• Task brief: Repeat the forum thread's text word for word, everything from "## normtheunsavoury (Mar" down to "something else etc...".

• Text section:
Wouldn't that be his mask as the Master of Assassins?


----------



## Khorne's Fist (Jul 18, 2008)

SonofMalice said:


> Wouldn't that be his mask as the Master of Assassins?


That's what I thought.


----------



## thebinman (Jun 18, 2010)

Why are those chains everywhere?


----------



## Lost&Damned (Mar 25, 2012)

warhammer is big on bondage
edit:
tied down by the chains of guilt?
everything is interconnected?


----------



## Brother Lucian (Apr 22, 2011)

thebinman said:


> Why are those chains everywhere?


Probably a symbol for the chains of duty. Or the fact that Malcador holds and yanks the chain of everyone in the imperium.


----------



## normtheunsavoury (Mar 20, 2008)

Why can't they just put this stuff in books, I'm old enough to read a book on my own now, I don't need a story read to me like a toddler at bedtime.


----------



## Lost&Damned (Mar 25, 2012)

some people like to listening to it on the way/back to/from work, while doing something else etc...
some people like a break from reading, some people dont really like reading, but i still agree with you norm.
also in a way its more convenient, just use MP3's no need to carry a book around


----------



## Lord Commander Solus (Jul 26, 2012)

normtheunsavoury said:


> Why can't they just put this stuff in books, I'm old enough to read a book on my own now, I don't need a story read to me like a toddler at bedtime.


Massive +1. As soon as something's released on audio I'm immediately turned off. It also annoys me that I'll be missing HH history because it's not been put into a book...

I'd even pay for somebody to transcribe it! :laugh:


----------



## Brother Lucian (Apr 22, 2011)

Lord Commander Solus said:


> Massive +1. As soon as something's released on audio I'm immediately turned off. It also annoys me that I'll be missing HH history because it's not been put into a book...
> 
> I'd even pay for somebody to transcribe it! :laugh:


Im hearing impaired myself, audiobooks is beyond me.

• Stored data:

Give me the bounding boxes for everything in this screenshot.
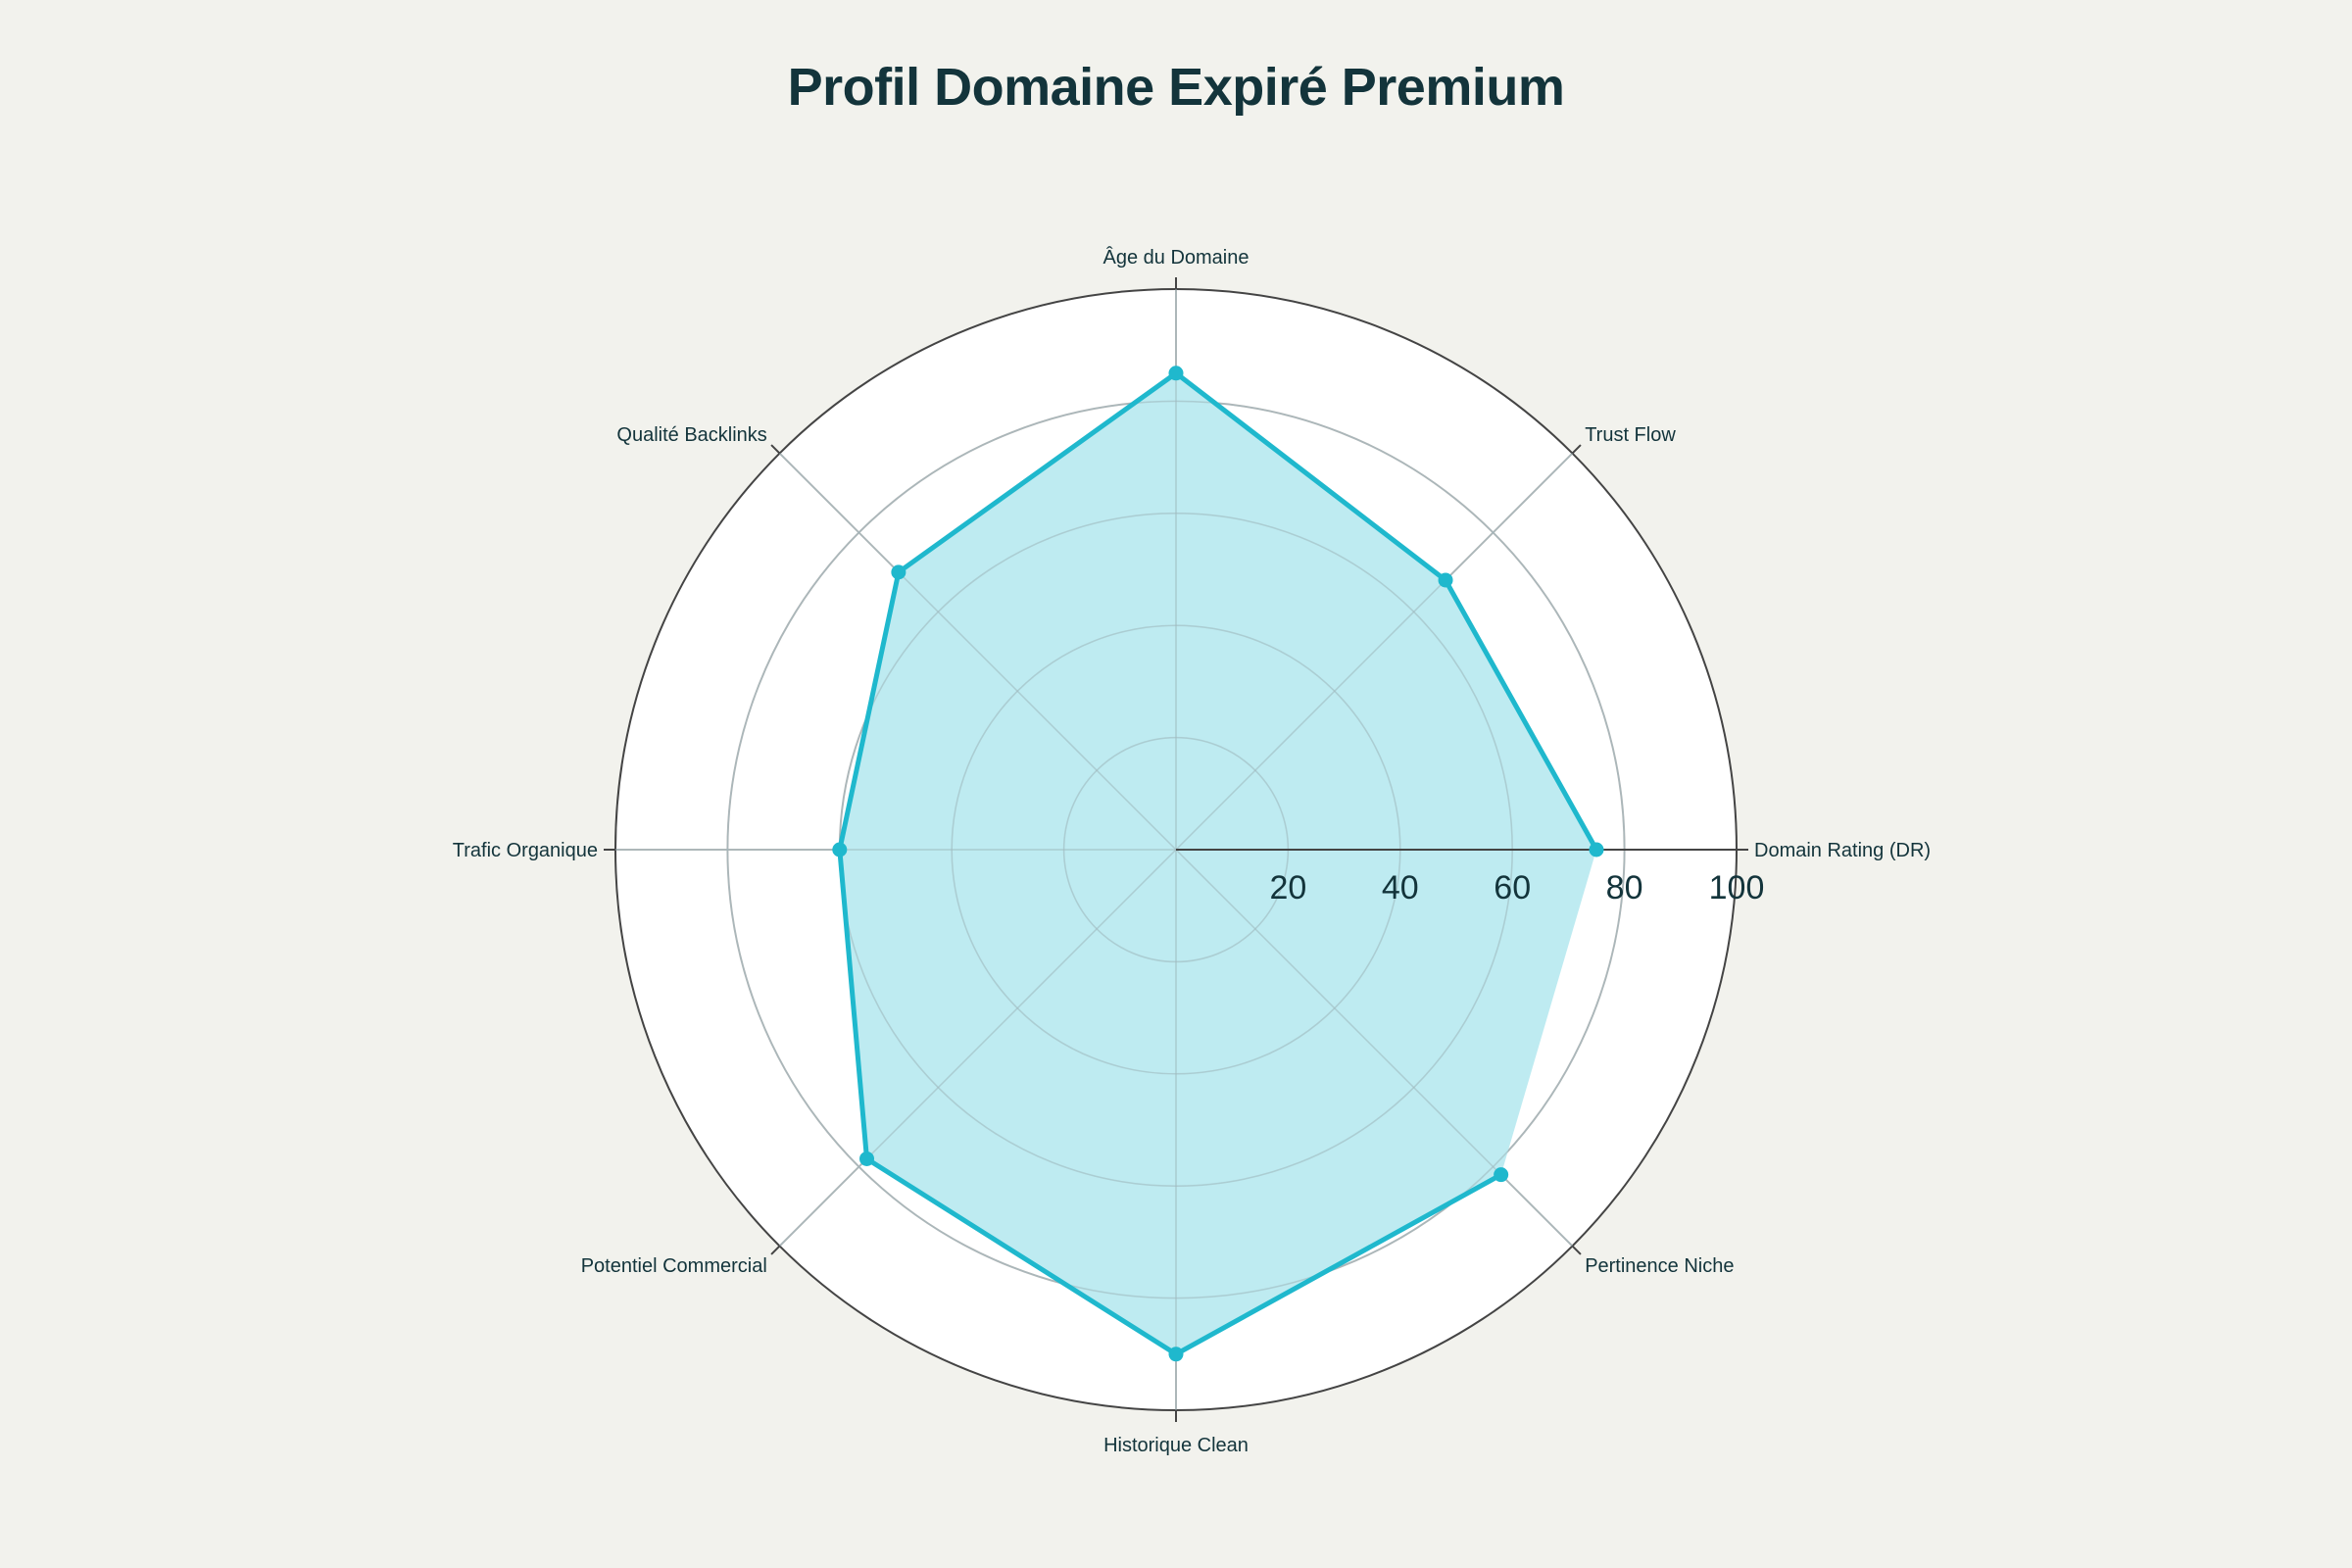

• Task solution:
## normtheunsavoury (Mar 20, 2008)

Why can't they just put this stuff in books, I'm old enough to read a book on my own now, I don't need a story read to me like a toddler at bedtime.


----------



## Lost&Damned (Mar 25, 2012)

some people like to listening to it on the way/back to/from work, while doing something else etc...